◆ TASK TO COMPLETE: Pictures do not belong in the copy, so please give every entry below again exactly.
◆ ◆ ◆ ◆
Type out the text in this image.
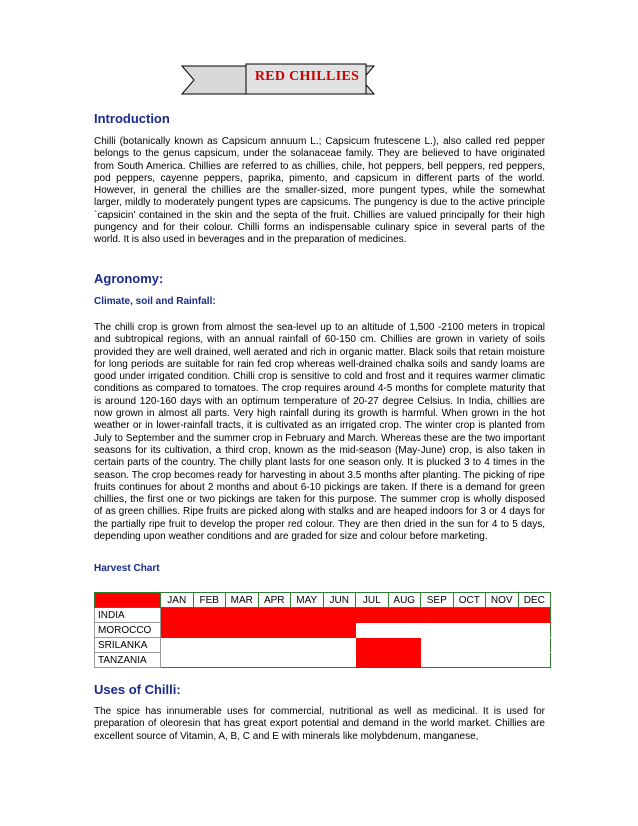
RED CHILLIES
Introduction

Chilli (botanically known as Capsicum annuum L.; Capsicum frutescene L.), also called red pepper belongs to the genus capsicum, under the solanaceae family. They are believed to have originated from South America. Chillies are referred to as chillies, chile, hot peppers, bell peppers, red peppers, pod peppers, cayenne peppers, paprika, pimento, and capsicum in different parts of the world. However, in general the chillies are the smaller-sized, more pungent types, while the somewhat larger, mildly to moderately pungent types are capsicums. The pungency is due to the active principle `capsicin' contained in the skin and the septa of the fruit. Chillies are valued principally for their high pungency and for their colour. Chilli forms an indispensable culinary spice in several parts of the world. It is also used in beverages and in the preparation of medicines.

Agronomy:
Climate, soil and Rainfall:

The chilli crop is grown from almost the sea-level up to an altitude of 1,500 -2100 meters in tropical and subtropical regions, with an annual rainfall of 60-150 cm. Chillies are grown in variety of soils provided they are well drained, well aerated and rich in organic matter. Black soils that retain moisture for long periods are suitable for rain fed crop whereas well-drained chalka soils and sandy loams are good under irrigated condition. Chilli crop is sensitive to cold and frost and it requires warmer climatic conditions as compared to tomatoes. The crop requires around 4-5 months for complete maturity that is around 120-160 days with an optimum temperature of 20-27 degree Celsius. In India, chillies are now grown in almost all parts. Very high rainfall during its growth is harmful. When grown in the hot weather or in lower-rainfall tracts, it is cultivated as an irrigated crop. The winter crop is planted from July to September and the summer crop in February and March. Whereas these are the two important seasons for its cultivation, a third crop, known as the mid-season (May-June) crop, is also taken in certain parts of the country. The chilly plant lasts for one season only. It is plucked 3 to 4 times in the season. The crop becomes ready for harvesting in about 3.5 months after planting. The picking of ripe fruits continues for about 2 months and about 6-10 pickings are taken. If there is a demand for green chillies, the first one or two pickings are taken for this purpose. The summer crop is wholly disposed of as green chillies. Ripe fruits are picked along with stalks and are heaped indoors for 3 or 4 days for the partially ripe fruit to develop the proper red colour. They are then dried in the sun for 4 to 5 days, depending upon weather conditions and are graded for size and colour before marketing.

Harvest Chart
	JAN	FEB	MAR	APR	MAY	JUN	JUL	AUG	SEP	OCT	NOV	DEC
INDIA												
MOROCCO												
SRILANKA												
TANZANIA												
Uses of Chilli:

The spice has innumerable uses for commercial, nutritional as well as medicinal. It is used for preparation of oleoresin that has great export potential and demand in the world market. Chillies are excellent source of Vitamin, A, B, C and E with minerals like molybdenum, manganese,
◆ ◆ ◆ ◆
◆ OUTPUT FOR THIS TASK:
Type out the text in this image.
RED CHILLIES
Introduction

Chilli (botanically known as Capsicum annuum L.; Capsicum frutescene L.), also called red pepper belongs to the genus capsicum, under the solanaceae family. They are believed to have originated from South America. Chillies are referred to as chillies, chile, hot peppers, bell peppers, red peppers, pod peppers, cayenne peppers, paprika, pimento, and capsicum in different parts of the world. However, in general the chillies are the smaller-sized, more pungent types, while the somewhat larger, mildly to moderately pungent types are capsicums. The pungency is due to the active principle `capsicin' contained in the skin and the septa of the fruit. Chillies are valued principally for their high pungency and for their colour. Chilli forms an indispensable culinary spice in several parts of the world. It is also used in beverages and in the preparation of medicines.

Agronomy:
Climate, soil and Rainfall:

The chilli crop is grown from almost the sea-level up to an altitude of 1,500 -2100 meters in tropical and subtropical regions, with an annual rainfall of 60-150 cm. Chillies are grown in variety of soils provided they are well drained, well aerated and rich in organic matter. Black soils that retain moisture for long periods are suitable for rain fed crop whereas well-drained chalka soils and sandy loams are good under irrigated condition. Chilli crop is sensitive to cold and frost and it requires warmer climatic conditions as compared to tomatoes. The crop requires around 4-5 months for complete maturity that is around 120-160 days with an optimum temperature of 20-27 degree Celsius. In India, chillies are now grown in almost all parts. Very high rainfall during its growth is harmful. When grown in the hot weather or in lower-rainfall tracts, it is cultivated as an irrigated crop. The winter crop is planted from July to September and the summer crop in February and March. Whereas these are the two important seasons for its cultivation, a third crop, known as the mid-season (May-June) crop, is also taken in certain parts of the country. The chilly plant lasts for one season only. It is plucked 3 to 4 times in the season. The crop becomes ready for harvesting in about 3.5 months after planting. The picking of ripe fruits continues for about 2 months and about 6-10 pickings are taken. If there is a demand for green chillies, the first one or two pickings are taken for this purpose. The summer crop is wholly disposed of as green chillies. Ripe fruits are picked along with stalks and are heaped indoors for 3 or 4 days for the partially ripe fruit to develop the proper red colour. They are then dried in the sun for 4 to 5 days, depending upon weather conditions and are graded for size and colour before marketing.

Harvest Chart
	JAN	FEB	MAR	APR	MAY	JUN	JUL	AUG	SEP	OCT	NOV	DEC
INDIA												
MOROCCO												
SRILANKA												
TANZANIA												
Uses of Chilli:

The spice has innumerable uses for commercial, nutritional as well as medicinal. It is used for preparation of oleoresin that has great export potential and demand in the world market. Chillies are excellent source of Vitamin, A, B, C and E with minerals like molybdenum, manganese,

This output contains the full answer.